Written request: Copy out the entries exactly, from the first line to the last.

** Begin **

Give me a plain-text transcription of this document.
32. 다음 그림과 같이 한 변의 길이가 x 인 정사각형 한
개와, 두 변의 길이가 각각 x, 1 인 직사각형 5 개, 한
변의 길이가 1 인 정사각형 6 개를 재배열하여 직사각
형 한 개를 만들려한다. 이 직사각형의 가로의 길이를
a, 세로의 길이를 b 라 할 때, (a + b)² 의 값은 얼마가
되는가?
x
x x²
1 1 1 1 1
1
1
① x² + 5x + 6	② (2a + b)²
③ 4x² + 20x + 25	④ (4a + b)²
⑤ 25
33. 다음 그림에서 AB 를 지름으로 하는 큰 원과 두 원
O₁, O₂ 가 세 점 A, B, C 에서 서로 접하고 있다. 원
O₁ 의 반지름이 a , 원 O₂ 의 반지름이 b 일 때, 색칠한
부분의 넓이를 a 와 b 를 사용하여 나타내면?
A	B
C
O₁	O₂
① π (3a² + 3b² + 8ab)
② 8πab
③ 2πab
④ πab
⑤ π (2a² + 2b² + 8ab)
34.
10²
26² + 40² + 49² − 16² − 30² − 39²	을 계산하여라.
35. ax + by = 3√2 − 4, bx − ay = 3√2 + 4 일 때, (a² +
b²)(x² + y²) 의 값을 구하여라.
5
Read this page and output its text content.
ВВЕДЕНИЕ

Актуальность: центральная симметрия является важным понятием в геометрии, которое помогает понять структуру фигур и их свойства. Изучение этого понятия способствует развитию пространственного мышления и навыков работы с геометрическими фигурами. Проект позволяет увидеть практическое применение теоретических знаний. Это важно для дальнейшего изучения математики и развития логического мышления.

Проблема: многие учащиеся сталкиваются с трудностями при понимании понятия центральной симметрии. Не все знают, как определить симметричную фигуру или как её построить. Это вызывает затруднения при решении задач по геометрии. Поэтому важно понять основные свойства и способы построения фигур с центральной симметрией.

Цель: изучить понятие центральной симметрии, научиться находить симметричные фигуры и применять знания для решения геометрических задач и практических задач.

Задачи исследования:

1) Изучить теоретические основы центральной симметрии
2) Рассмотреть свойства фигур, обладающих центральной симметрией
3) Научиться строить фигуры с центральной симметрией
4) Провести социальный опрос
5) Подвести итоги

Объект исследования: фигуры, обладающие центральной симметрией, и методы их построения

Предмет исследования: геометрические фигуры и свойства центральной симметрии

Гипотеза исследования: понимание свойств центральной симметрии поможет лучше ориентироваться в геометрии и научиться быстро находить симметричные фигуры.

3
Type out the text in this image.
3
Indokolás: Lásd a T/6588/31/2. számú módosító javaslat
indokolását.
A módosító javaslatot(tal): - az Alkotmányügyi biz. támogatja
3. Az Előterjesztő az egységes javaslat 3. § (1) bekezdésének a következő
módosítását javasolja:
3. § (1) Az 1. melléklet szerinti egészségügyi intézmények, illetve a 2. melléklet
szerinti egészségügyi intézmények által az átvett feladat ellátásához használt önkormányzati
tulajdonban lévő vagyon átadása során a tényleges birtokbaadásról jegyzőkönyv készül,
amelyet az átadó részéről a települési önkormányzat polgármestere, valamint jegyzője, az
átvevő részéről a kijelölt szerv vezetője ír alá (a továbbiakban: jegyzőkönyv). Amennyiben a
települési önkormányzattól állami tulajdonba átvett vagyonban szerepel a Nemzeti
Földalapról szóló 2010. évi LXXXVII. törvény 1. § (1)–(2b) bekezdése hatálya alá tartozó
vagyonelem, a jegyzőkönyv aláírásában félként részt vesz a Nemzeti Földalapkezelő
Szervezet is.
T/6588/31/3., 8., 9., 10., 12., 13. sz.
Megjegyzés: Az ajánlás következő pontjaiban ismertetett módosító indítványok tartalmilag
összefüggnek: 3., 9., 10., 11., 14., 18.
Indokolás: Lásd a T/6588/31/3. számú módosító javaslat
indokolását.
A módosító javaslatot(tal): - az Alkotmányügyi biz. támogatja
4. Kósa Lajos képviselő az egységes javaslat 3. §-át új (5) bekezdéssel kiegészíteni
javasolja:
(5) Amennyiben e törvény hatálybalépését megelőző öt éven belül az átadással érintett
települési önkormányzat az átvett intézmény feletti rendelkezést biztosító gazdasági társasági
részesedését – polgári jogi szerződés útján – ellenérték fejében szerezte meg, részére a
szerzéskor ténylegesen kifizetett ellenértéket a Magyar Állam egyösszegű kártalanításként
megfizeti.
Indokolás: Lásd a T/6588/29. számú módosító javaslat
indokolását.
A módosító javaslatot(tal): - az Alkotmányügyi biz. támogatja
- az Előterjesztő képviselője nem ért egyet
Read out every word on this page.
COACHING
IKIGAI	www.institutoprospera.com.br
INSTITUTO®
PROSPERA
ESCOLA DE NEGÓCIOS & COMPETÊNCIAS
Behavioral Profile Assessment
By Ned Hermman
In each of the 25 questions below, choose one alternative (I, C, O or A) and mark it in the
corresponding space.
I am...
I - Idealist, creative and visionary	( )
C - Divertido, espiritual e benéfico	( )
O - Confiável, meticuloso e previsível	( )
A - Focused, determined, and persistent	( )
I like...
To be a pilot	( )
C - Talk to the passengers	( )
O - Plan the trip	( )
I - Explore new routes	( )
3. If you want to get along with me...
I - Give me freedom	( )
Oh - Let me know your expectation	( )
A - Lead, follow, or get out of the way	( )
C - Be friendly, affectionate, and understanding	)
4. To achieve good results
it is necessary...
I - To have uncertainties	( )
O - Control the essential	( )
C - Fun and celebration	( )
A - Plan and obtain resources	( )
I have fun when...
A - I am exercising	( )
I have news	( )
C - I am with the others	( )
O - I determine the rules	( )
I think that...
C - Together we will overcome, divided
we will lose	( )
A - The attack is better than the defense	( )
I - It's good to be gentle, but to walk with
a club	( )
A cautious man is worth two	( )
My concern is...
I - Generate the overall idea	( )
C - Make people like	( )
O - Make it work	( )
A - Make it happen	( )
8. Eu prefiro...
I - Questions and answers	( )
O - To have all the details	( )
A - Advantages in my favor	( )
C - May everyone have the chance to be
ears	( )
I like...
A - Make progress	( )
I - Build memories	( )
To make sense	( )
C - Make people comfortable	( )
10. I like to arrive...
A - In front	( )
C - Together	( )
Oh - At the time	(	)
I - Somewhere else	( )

** End **

Complete response:
Give me a plain-text transcription of this document.
32. 다음 그림과 같이 한 변의 길이가 x 인 정사각형 한
개와, 두 변의 길이가 각각 x, 1 인 직사각형 5 개, 한
변의 길이가 1 인 정사각형 6 개를 재배열하여 직사각
형 한 개를 만들려한다. 이 직사각형의 가로의 길이를
a, 세로의 길이를 b 라 할 때, (a + b)² 의 값은 얼마가
되는가?
x
x x²
1 1 1 1 1
1
1
① x² + 5x + 6	② (2a + b)²
③ 4x² + 20x + 25	④ (4a + b)²
⑤ 25
33. 다음 그림에서 AB 를 지름으로 하는 큰 원과 두 원
O₁, O₂ 가 세 점 A, B, C 에서 서로 접하고 있다. 원
O₁ 의 반지름이 a , 원 O₂ 의 반지름이 b 일 때, 색칠한
부분의 넓이를 a 와 b 를 사용하여 나타내면?
A	B
C
O₁	O₂
① π (3a² + 3b² + 8ab)
② 8πab
③ 2πab
④ πab
⑤ π (2a² + 2b² + 8ab)
34.
10²
26² + 40² + 49² − 16² − 30² − 39²	을 계산하여라.
35. ax + by = 3√2 − 4, bx − ay = 3√2 + 4 일 때, (a² +
b²)(x² + y²) 의 값을 구하여라.
5
Read this page and output its text content.
ВВЕДЕНИЕ

Актуальность: центральная симметрия является важным понятием в геометрии, которое помогает понять структуру фигур и их свойства. Изучение этого понятия способствует развитию пространственного мышления и навыков работы с геометрическими фигурами. Проект позволяет увидеть практическое применение теоретических знаний. Это важно для дальнейшего изучения математики и развития логического мышления.

Проблема: многие учащиеся сталкиваются с трудностями при понимании понятия центральной симметрии. Не все знают, как определить симметричную фигуру или как её построить. Это вызывает затруднения при решении задач по геометрии. Поэтому важно понять основные свойства и способы построения фигур с центральной симметрией.

Цель: изучить понятие центральной симметрии, научиться находить симметричные фигуры и применять знания для решения геометрических задач и практических задач.

Задачи исследования:

1) Изучить теоретические основы центральной симметрии
2) Рассмотреть свойства фигур, обладающих центральной симметрией
3) Научиться строить фигуры с центральной симметрией
4) Провести социальный опрос
5) Подвести итоги

Объект исследования: фигуры, обладающие центральной симметрией, и методы их построения

Предмет исследования: геометрические фигуры и свойства центральной симметрии

Гипотеза исследования: понимание свойств центральной симметрии поможет лучше ориентироваться в геометрии и научиться быстро находить симметричные фигуры.

3
Type out the text in this image.
3
Indokolás: Lásd a T/6588/31/2. számú módosító javaslat
indokolását.
A módosító javaslatot(tal): - az Alkotmányügyi biz. támogatja
3. Az Előterjesztő az egységes javaslat 3. § (1) bekezdésének a következő
módosítását javasolja:
3. § (1) Az 1. melléklet szerinti egészségügyi intézmények, illetve a 2. melléklet
szerinti egészségügyi intézmények által az átvett feladat ellátásához használt önkormányzati
tulajdonban lévő vagyon átadása során a tényleges birtokbaadásról jegyzőkönyv készül,
amelyet az átadó részéről a települési önkormányzat polgármestere, valamint jegyzője, az
átvevő részéről a kijelölt szerv vezetője ír alá (a továbbiakban: jegyzőkönyv). Amennyiben a
települési önkormányzattól állami tulajdonba átvett vagyonban szerepel a Nemzeti
Földalapról szóló 2010. évi LXXXVII. törvény 1. § (1)–(2b) bekezdése hatálya alá tartozó
vagyonelem, a jegyzőkönyv aláírásában félként részt vesz a Nemzeti Földalapkezelő
Szervezet is.
T/6588/31/3., 8., 9., 10., 12., 13. sz.
Megjegyzés: Az ajánlás következő pontjaiban ismertetett módosító indítványok tartalmilag
összefüggnek: 3., 9., 10., 11., 14., 18.
Indokolás: Lásd a T/6588/31/3. számú módosító javaslat
indokolását.
A módosító javaslatot(tal): - az Alkotmányügyi biz. támogatja
4. Kósa Lajos képviselő az egységes javaslat 3. §-át új (5) bekezdéssel kiegészíteni
javasolja:
(5) Amennyiben e törvény hatálybalépését megelőző öt éven belül az átadással érintett
települési önkormányzat az átvett intézmény feletti rendelkezést biztosító gazdasági társasági
részesedését – polgári jogi szerződés útján – ellenérték fejében szerezte meg, részére a
szerzéskor ténylegesen kifizetett ellenértéket a Magyar Állam egyösszegű kártalanításként
megfizeti.
Indokolás: Lásd a T/6588/29. számú módosító javaslat
indokolását.
A módosító javaslatot(tal): - az Alkotmányügyi biz. támogatja
- az Előterjesztő képviselője nem ért egyet
Read out every word on this page.
COACHING
IKIGAI	www.institutoprospera.com.br
INSTITUTO®
PROSPERA
ESCOLA DE NEGÓCIOS & COMPETÊNCIAS
Behavioral Profile Assessment
By Ned Hermman
In each of the 25 questions below, choose one alternative (I, C, O or A) and mark it in the
corresponding space.
I am...
I - Idealist, creative and visionary	( )
C - Divertido, espiritual e benéfico	( )
O - Confiável, meticuloso e previsível	( )
A - Focused, determined, and persistent	( )
I like...
To be a pilot	( )
C - Talk to the passengers	( )
O - Plan the trip	( )
I - Explore new routes	( )
3. If you want to get along with me...
I - Give me freedom	( )
Oh - Let me know your expectation	( )
A - Lead, follow, or get out of the way	( )
C - Be friendly, affectionate, and understanding	)
4. To achieve good results
it is necessary...
I - To have uncertainties	( )
O - Control the essential	( )
C - Fun and celebration	( )
A - Plan and obtain resources	( )
I have fun when...
A - I am exercising	( )
I have news	( )
C - I am with the others	( )
O - I determine the rules	( )
I think that...
C - Together we will overcome, divided
we will lose	( )
A - The attack is better than the defense	( )
I - It's good to be gentle, but to walk with
a club	( )
A cautious man is worth two	( )
My concern is...
I - Generate the overall idea	( )
C - Make people like	( )
O - Make it work	( )
A - Make it happen	( )
8. Eu prefiro...
I - Questions and answers	( )
O - To have all the details	( )
A - Advantages in my favor	( )
C - May everyone have the chance to be
ears	( )
I like...
A - Make progress	( )
I - Build memories	( )
To make sense	( )
C - Make people comfortable	( )
10. I like to arrive...
A - In front	( )
C - Together	( )
Oh - At the time	(	)
I - Somewhere else	( )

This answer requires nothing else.